---- Data for this task
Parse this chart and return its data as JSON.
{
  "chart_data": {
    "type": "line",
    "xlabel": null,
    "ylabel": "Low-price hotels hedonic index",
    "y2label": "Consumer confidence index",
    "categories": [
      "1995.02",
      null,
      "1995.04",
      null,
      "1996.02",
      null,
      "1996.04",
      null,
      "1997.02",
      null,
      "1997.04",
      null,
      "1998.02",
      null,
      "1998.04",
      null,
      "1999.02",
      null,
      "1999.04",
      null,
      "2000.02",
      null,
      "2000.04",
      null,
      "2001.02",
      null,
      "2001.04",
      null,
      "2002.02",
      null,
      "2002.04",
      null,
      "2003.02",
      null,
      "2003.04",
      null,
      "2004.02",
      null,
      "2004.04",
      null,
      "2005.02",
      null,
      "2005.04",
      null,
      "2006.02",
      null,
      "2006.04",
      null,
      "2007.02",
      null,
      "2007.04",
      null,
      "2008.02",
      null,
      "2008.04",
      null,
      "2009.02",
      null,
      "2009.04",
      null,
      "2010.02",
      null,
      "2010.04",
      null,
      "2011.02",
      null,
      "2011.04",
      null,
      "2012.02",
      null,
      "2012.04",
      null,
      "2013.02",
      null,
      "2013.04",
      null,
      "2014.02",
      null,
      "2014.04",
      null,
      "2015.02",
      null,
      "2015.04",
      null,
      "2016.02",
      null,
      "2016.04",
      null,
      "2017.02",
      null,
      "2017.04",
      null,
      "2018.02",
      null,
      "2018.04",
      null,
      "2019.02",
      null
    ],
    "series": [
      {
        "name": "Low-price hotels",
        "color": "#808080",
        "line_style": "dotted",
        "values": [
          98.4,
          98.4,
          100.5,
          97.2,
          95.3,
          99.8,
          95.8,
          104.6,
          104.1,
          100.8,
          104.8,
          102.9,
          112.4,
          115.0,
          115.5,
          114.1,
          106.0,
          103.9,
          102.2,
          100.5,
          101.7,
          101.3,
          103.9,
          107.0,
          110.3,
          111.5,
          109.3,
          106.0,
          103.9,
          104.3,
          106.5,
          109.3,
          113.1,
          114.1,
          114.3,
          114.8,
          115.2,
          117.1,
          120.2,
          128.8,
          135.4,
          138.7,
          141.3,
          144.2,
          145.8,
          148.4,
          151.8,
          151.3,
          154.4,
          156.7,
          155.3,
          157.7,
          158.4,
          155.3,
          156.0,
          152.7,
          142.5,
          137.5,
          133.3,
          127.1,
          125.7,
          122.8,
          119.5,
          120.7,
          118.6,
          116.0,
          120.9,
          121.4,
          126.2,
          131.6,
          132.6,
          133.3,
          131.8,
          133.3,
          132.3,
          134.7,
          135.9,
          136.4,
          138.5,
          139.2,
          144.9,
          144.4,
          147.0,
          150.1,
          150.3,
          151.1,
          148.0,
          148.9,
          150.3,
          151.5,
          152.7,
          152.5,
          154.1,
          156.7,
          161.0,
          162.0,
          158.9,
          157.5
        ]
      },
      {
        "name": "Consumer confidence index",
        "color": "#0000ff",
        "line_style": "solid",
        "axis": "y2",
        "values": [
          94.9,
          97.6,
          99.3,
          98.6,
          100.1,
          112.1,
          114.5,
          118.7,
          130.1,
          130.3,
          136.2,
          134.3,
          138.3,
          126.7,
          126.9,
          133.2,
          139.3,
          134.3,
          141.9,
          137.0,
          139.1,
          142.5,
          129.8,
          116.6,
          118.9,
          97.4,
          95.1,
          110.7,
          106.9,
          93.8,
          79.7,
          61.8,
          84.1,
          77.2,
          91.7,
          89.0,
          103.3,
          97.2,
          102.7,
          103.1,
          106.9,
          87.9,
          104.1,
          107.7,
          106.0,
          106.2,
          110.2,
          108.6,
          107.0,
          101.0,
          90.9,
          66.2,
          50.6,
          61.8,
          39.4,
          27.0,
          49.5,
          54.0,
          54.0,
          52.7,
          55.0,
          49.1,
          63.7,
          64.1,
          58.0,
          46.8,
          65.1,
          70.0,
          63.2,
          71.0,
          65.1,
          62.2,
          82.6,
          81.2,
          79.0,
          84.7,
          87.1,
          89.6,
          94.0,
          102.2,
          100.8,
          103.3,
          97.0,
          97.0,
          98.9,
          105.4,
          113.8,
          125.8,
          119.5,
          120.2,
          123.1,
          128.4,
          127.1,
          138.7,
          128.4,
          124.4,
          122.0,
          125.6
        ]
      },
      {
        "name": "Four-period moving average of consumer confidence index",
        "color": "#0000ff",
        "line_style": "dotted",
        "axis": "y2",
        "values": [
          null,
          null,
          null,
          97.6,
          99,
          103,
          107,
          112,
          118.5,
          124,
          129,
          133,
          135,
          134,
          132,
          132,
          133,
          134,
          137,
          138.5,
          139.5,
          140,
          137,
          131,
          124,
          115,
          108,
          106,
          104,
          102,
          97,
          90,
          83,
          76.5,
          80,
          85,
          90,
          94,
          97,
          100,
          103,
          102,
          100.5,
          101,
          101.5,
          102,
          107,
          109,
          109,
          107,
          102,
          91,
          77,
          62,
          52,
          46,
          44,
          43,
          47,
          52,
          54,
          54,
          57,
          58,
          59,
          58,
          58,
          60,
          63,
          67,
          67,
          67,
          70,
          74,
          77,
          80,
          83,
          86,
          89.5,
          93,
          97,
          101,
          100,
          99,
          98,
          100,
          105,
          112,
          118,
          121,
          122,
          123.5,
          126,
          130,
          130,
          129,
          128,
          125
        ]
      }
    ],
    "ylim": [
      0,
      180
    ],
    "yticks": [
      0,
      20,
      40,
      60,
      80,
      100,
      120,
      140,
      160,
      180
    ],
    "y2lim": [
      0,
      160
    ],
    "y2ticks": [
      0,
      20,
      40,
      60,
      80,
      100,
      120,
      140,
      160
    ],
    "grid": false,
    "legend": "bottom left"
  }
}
--------
Prompt — Which lines contain the word "name"? Copy each of them.

Expected answer —
        "name": "Low-price hotels",
        "name": "Consumer confidence index",
        "name": "Four-period moving average of consumer confidence index",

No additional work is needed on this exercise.